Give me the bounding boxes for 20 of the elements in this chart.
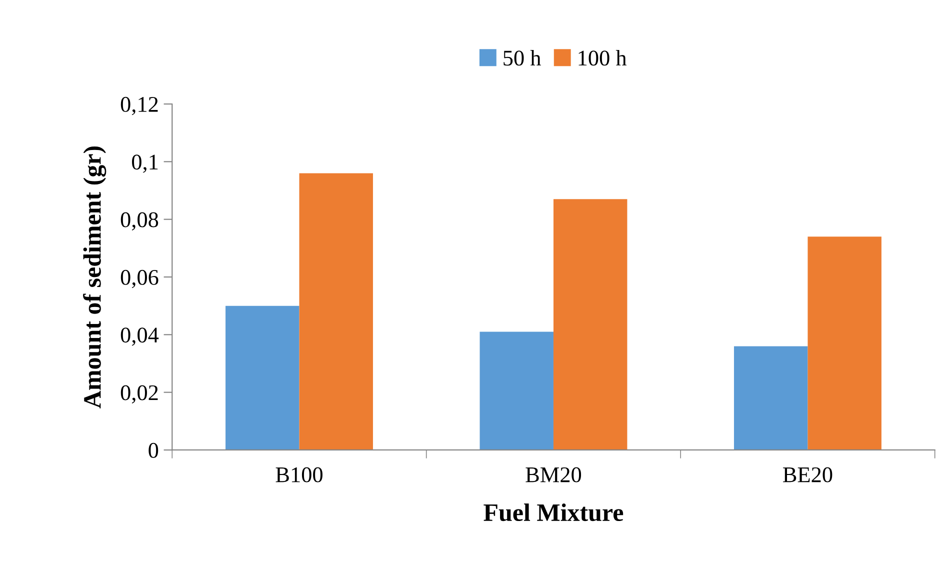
legend-label: 100 h — [578, 50, 627, 66]
y-tick-label: 0,1 — [132, 154, 158, 173]
bar — [808, 236, 882, 450]
y-tick-label: 0,06 — [120, 270, 158, 288]
x-tick-label: BM20 — [526, 467, 582, 482]
y-tick-label: 0,04 — [120, 328, 159, 346]
bar — [734, 346, 808, 450]
legend-label: 50 h — [504, 50, 541, 66]
bar — [226, 306, 300, 450]
bar — [553, 199, 628, 450]
x-tick-label: B100 — [276, 467, 322, 482]
y-tick-label: 0,08 — [120, 212, 158, 230]
y-tick-label: 0,02 — [120, 385, 158, 404]
bar — [299, 173, 373, 450]
x-axis-title: Fuel Mixture — [484, 503, 624, 522]
bar — [480, 332, 554, 450]
y-axis-title: Amount of sediment (gr) — [83, 146, 106, 408]
y-tick-label: 0 — [148, 442, 158, 458]
y-tick-label: 0,12 — [120, 96, 158, 116]
x-tick-label: BE20 — [783, 467, 832, 482]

▶ **Zu erledigende Aufgabe**
Kannst du sämtliche Zeilen oben wortgetreu abschreiben und dabei das Bild weglassen?

▶ **Antwort zur Aufgabe**
Give me the bounding boxes for 20 of the elements in this chart.
legend-label: 100 h — [578, 50, 627, 66]
y-tick-label: 0,1 — [132, 154, 158, 173]
bar — [808, 236, 882, 450]
y-tick-label: 0,06 — [120, 270, 158, 288]
x-tick-label: BM20 — [526, 467, 582, 482]
y-tick-label: 0,04 — [120, 328, 159, 346]
bar — [734, 346, 808, 450]
legend-label: 50 h — [504, 50, 541, 66]
bar — [226, 306, 300, 450]
bar — [553, 199, 628, 450]
x-tick-label: B100 — [276, 467, 322, 482]
y-tick-label: 0,08 — [120, 212, 158, 230]
y-tick-label: 0,02 — [120, 385, 158, 404]
bar — [299, 173, 373, 450]
x-axis-title: Fuel Mixture — [484, 503, 624, 522]
bar — [480, 332, 554, 450]
y-axis-title: Amount of sediment (gr) — [83, 146, 106, 408]
y-tick-label: 0 — [148, 442, 158, 458]
y-tick-label: 0,12 — [120, 96, 158, 116]
x-tick-label: BE20 — [783, 467, 832, 482]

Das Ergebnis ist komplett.